From the entries below, copy out every line with "pandemic" in it.

(Records contained in a dataset)
● ● ●
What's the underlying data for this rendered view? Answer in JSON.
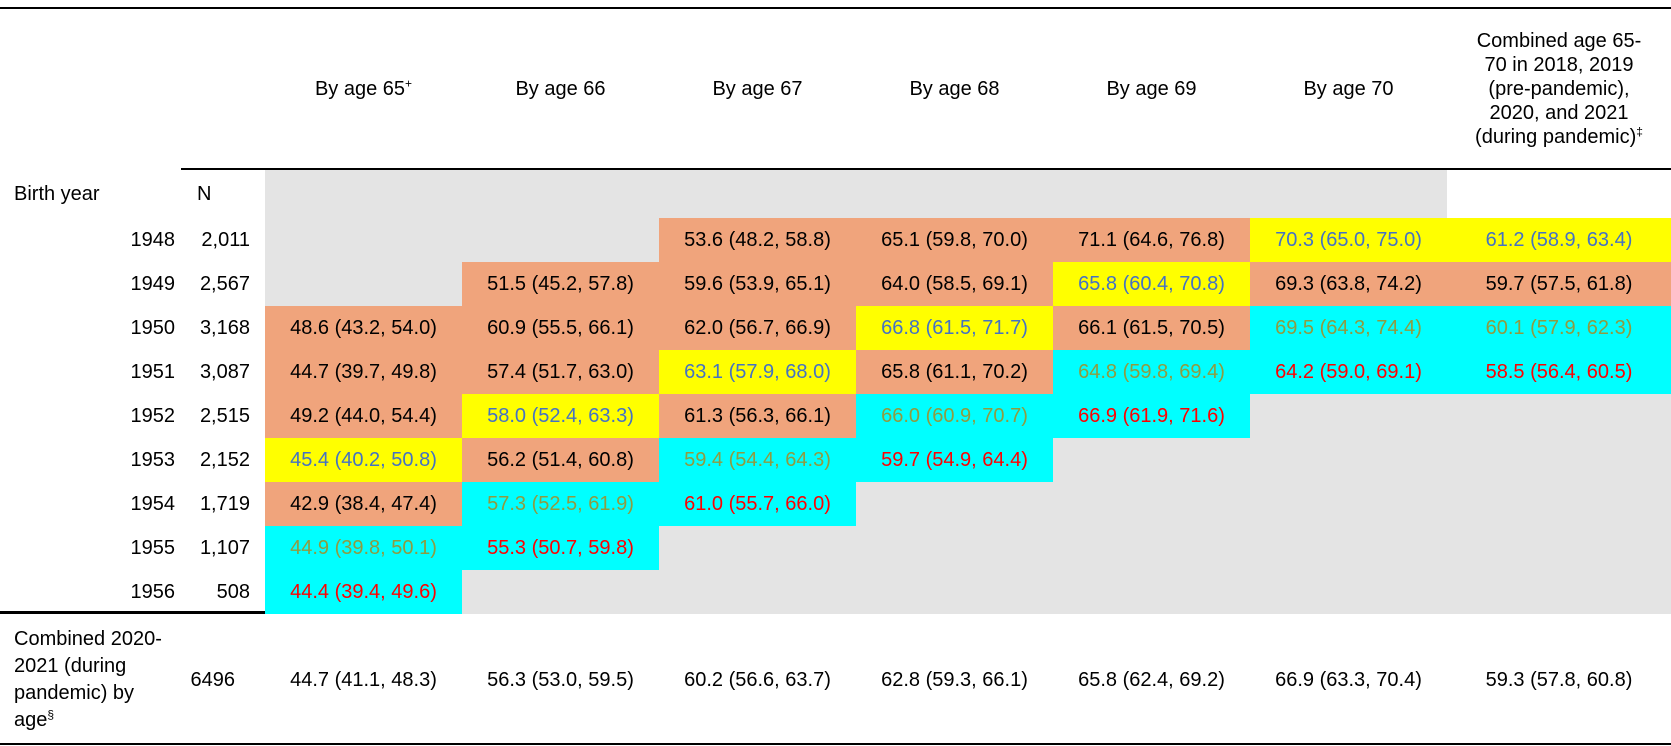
{
  "colors": {
    "cell_orange": "#F0A47C",
    "cell_yellow": "#FFFF00",
    "cell_cyan": "#00FFFF",
    "cell_gray": "#E4E4E4",
    "text_blue": "#4472C4",
    "text_olive": "#8F9B41",
    "text_red": "#FF0000",
    "text_black": "#000000",
    "rule_black": "#000000"
  },
  "chart_data": {
    "type": "table",
    "row_axis_label": "Birth year",
    "n_header": "N",
    "age_columns": [
      {
        "label": "By age 65",
        "sup": "+"
      },
      {
        "label": "By age 66",
        "sup": ""
      },
      {
        "label": "By age 67",
        "sup": ""
      },
      {
        "label": "By age 68",
        "sup": ""
      },
      {
        "label": "By age 69",
        "sup": ""
      },
      {
        "label": "By age 70",
        "sup": ""
      }
    ],
    "combined_column": {
      "lines": [
        "Combined age 65-",
        "70 in 2018, 2019",
        "(pre-pandemic),",
        "2020, and 2021",
        "(during pandemic)"
      ],
      "sup": "‡"
    },
    "rows": [
      {
        "year": "1948",
        "n": "2,011",
        "cells": [
          {
            "text": "",
            "bg": "gray",
            "fg": "black"
          },
          {
            "text": "",
            "bg": "gray",
            "fg": "black"
          },
          {
            "text": "53.6 (48.2, 58.8)",
            "bg": "orange",
            "fg": "black"
          },
          {
            "text": "65.1 (59.8, 70.0)",
            "bg": "orange",
            "fg": "black"
          },
          {
            "text": "71.1 (64.6, 76.8)",
            "bg": "orange",
            "fg": "black"
          },
          {
            "text": "70.3 (65.0, 75.0)",
            "bg": "yellow",
            "fg": "blue"
          },
          {
            "text": "61.2 (58.9, 63.4)",
            "bg": "yellow",
            "fg": "blue"
          }
        ]
      },
      {
        "year": "1949",
        "n": "2,567",
        "cells": [
          {
            "text": "",
            "bg": "gray",
            "fg": "black"
          },
          {
            "text": "51.5 (45.2, 57.8)",
            "bg": "orange",
            "fg": "black"
          },
          {
            "text": "59.6 (53.9, 65.1)",
            "bg": "orange",
            "fg": "black"
          },
          {
            "text": "64.0 (58.5, 69.1)",
            "bg": "orange",
            "fg": "black"
          },
          {
            "text": "65.8 (60.4, 70.8)",
            "bg": "yellow",
            "fg": "blue"
          },
          {
            "text": "69.3 (63.8, 74.2)",
            "bg": "orange",
            "fg": "black"
          },
          {
            "text": "59.7 (57.5, 61.8)",
            "bg": "orange",
            "fg": "black"
          }
        ]
      },
      {
        "year": "1950",
        "n": "3,168",
        "cells": [
          {
            "text": "48.6 (43.2, 54.0)",
            "bg": "orange",
            "fg": "black"
          },
          {
            "text": "60.9 (55.5, 66.1)",
            "bg": "orange",
            "fg": "black"
          },
          {
            "text": "62.0 (56.7, 66.9)",
            "bg": "orange",
            "fg": "black"
          },
          {
            "text": "66.8 (61.5, 71.7)",
            "bg": "yellow",
            "fg": "blue"
          },
          {
            "text": "66.1 (61.5, 70.5)",
            "bg": "orange",
            "fg": "black"
          },
          {
            "text": "69.5 (64.3, 74.4)",
            "bg": "cyan",
            "fg": "olive"
          },
          {
            "text": "60.1 (57.9, 62.3)",
            "bg": "cyan",
            "fg": "olive"
          }
        ]
      },
      {
        "year": "1951",
        "n": "3,087",
        "cells": [
          {
            "text": "44.7 (39.7, 49.8)",
            "bg": "orange",
            "fg": "black"
          },
          {
            "text": "57.4 (51.7, 63.0)",
            "bg": "orange",
            "fg": "black"
          },
          {
            "text": "63.1 (57.9, 68.0)",
            "bg": "yellow",
            "fg": "blue"
          },
          {
            "text": "65.8 (61.1, 70.2)",
            "bg": "orange",
            "fg": "black"
          },
          {
            "text": "64.8 (59.8, 69.4)",
            "bg": "cyan",
            "fg": "olive"
          },
          {
            "text": "64.2 (59.0, 69.1)",
            "bg": "cyan",
            "fg": "red"
          },
          {
            "text": "58.5 (56.4, 60.5)",
            "bg": "cyan",
            "fg": "red"
          }
        ]
      },
      {
        "year": "1952",
        "n": "2,515",
        "cells": [
          {
            "text": "49.2 (44.0, 54.4)",
            "bg": "orange",
            "fg": "black"
          },
          {
            "text": "58.0 (52.4, 63.3)",
            "bg": "yellow",
            "fg": "blue"
          },
          {
            "text": "61.3 (56.3, 66.1)",
            "bg": "orange",
            "fg": "black"
          },
          {
            "text": "66.0 (60.9, 70.7)",
            "bg": "cyan",
            "fg": "olive"
          },
          {
            "text": "66.9 (61.9, 71.6)",
            "bg": "cyan",
            "fg": "red"
          },
          {
            "text": "",
            "bg": "gray",
            "fg": "black"
          },
          {
            "text": "",
            "bg": "gray",
            "fg": "black"
          }
        ]
      },
      {
        "year": "1953",
        "n": "2,152",
        "cells": [
          {
            "text": "45.4 (40.2, 50.8)",
            "bg": "yellow",
            "fg": "blue"
          },
          {
            "text": "56.2 (51.4, 60.8)",
            "bg": "orange",
            "fg": "black"
          },
          {
            "text": "59.4 (54.4, 64.3)",
            "bg": "cyan",
            "fg": "olive"
          },
          {
            "text": "59.7 (54.9, 64.4)",
            "bg": "cyan",
            "fg": "red"
          },
          {
            "text": "",
            "bg": "gray",
            "fg": "black"
          },
          {
            "text": "",
            "bg": "gray",
            "fg": "black"
          },
          {
            "text": "",
            "bg": "gray",
            "fg": "black"
          }
        ]
      },
      {
        "year": "1954",
        "n": "1,719",
        "cells": [
          {
            "text": "42.9 (38.4, 47.4)",
            "bg": "orange",
            "fg": "black"
          },
          {
            "text": "57.3 (52.5, 61.9)",
            "bg": "cyan",
            "fg": "olive"
          },
          {
            "text": "61.0 (55.7, 66.0)",
            "bg": "cyan",
            "fg": "red"
          },
          {
            "text": "",
            "bg": "gray",
            "fg": "black"
          },
          {
            "text": "",
            "bg": "gray",
            "fg": "black"
          },
          {
            "text": "",
            "bg": "gray",
            "fg": "black"
          },
          {
            "text": "",
            "bg": "gray",
            "fg": "black"
          }
        ]
      },
      {
        "year": "1955",
        "n": "1,107",
        "cells": [
          {
            "text": "44.9 (39.8, 50.1)",
            "bg": "cyan",
            "fg": "olive"
          },
          {
            "text": "55.3 (50.7, 59.8)",
            "bg": "cyan",
            "fg": "red"
          },
          {
            "text": "",
            "bg": "gray",
            "fg": "black"
          },
          {
            "text": "",
            "bg": "gray",
            "fg": "black"
          },
          {
            "text": "",
            "bg": "gray",
            "fg": "black"
          },
          {
            "text": "",
            "bg": "gray",
            "fg": "black"
          },
          {
            "text": "",
            "bg": "gray",
            "fg": "black"
          }
        ]
      },
      {
        "year": "1956",
        "n": "508",
        "cells": [
          {
            "text": "44.4 (39.4, 49.6)",
            "bg": "cyan",
            "fg": "red"
          },
          {
            "text": "",
            "bg": "gray",
            "fg": "black"
          },
          {
            "text": "",
            "bg": "gray",
            "fg": "black"
          },
          {
            "text": "",
            "bg": "gray",
            "fg": "black"
          },
          {
            "text": "",
            "bg": "gray",
            "fg": "black"
          },
          {
            "text": "",
            "bg": "gray",
            "fg": "black"
          },
          {
            "text": "",
            "bg": "gray",
            "fg": "black"
          }
        ]
      }
    ],
    "footer": {
      "label_lines": [
        "Combined 2020-",
        "2021 (during",
        "pandemic) by",
        "age"
      ],
      "label_sup": "§",
      "n": "6496",
      "cells": [
        {
          "text": "44.7 (41.1, 48.3)",
          "bg": "white",
          "fg": "black"
        },
        {
          "text": "56.3 (53.0, 59.5)",
          "bg": "white",
          "fg": "black"
        },
        {
          "text": "60.2 (56.6, 63.7)",
          "bg": "white",
          "fg": "black"
        },
        {
          "text": "62.8 (59.3, 66.1)",
          "bg": "white",
          "fg": "black"
        },
        {
          "text": "65.8 (62.4, 69.2)",
          "bg": "white",
          "fg": "black"
        },
        {
          "text": "66.9 (63.3, 70.4)",
          "bg": "white",
          "fg": "black"
        },
        {
          "text": "59.3 (57.8, 60.8)",
          "bg": "white",
          "fg": "black"
        }
      ]
    }
  }
}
● ● ●
> _Result of the task_:
        "(pre-pandemic),",
        "(during pandemic)"
        "pandemic) by",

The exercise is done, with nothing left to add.